[Saved entries]
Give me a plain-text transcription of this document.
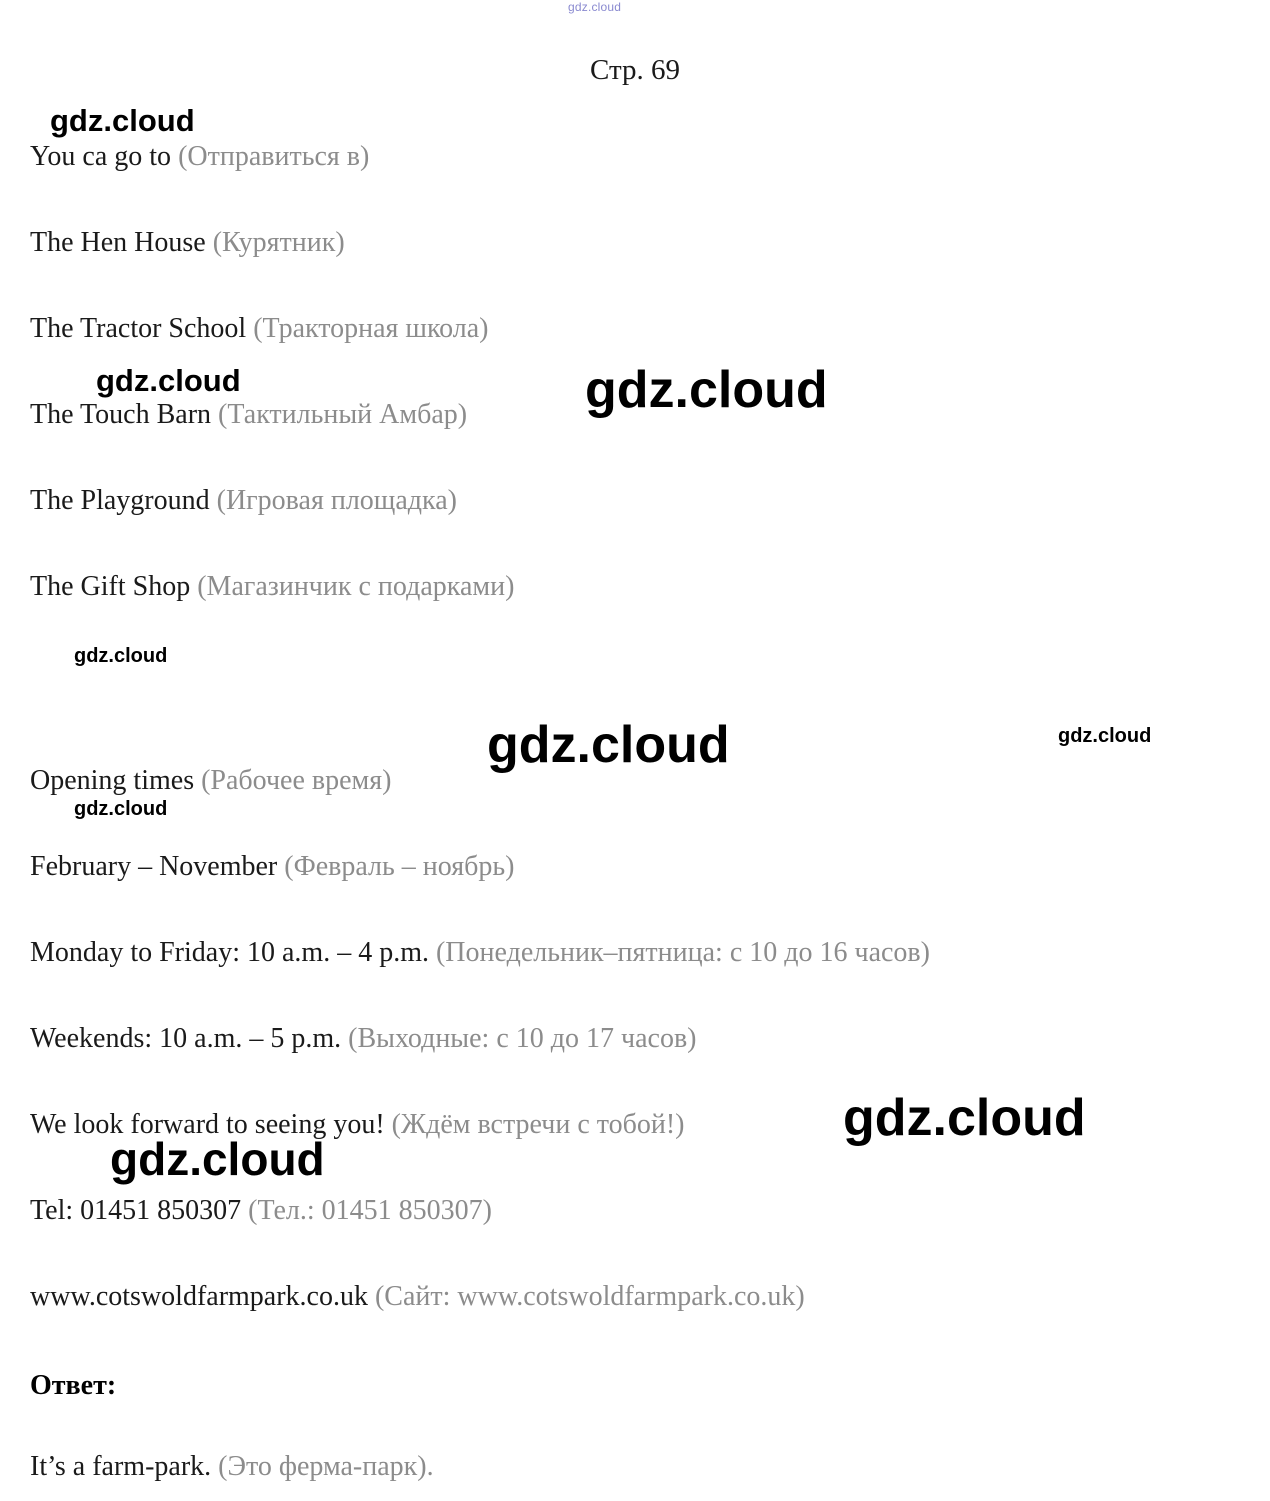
gdz.cloud
Стр. 69
You ca go to (Отправиться в)
The Hen House (Курятник)
The Tractor School (Тракторная школа)
The Touch Barn (Тактильный Амбар)
The Playground (Игровая площадка)
The Gift Shop (Магазинчик с подарками)
Opening times (Рабочее время)
February – November (Февраль – ноябрь)
Monday to Friday: 10 a.m. – 4 p.m. (Понедельник–пятница: с 10 до 16 часов)
Weekends: 10 a.m. – 5 p.m. (Выходные: с 10 до 17 часов)
We look forward to seeing you! (Ждём встречи с тобой!)
Tel: 01451 850307 (Тел.: 01451 850307)
www.cotswoldfarmpark.co.uk (Сайт: www.cotswoldfarmpark.co.uk)
Ответ:
It’s a farm-park. (Это ферма-парк).
gdz.cloud
gdz.cloud	gdz.cloud
gdz.cloud
gdz.cloud	gdz.cloud
gdz.cloud
gdz.cloud
gdz.cloud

## TASK GOAL
Write out each line of the data exactly; the images should be left out.

## TASK SOLUTION
Give me a plain-text transcription of this document.
gdz.cloud
Стр. 69
You ca go to (Отправиться в)
The Hen House (Курятник)
The Tractor School (Тракторная школа)
The Touch Barn (Тактильный Амбар)
The Playground (Игровая площадка)
The Gift Shop (Магазинчик с подарками)
Opening times (Рабочее время)
February – November (Февраль – ноябрь)
Monday to Friday: 10 a.m. – 4 p.m. (Понедельник–пятница: с 10 до 16 часов)
Weekends: 10 a.m. – 5 p.m. (Выходные: с 10 до 17 часов)
We look forward to seeing you! (Ждём встречи с тобой!)
Tel: 01451 850307 (Тел.: 01451 850307)
www.cotswoldfarmpark.co.uk (Сайт: www.cotswoldfarmpark.co.uk)
Ответ:
It’s a farm-park. (Это ферма-парк).
gdz.cloud
gdz.cloud	gdz.cloud
gdz.cloud
gdz.cloud	gdz.cloud
gdz.cloud
gdz.cloud
gdz.cloud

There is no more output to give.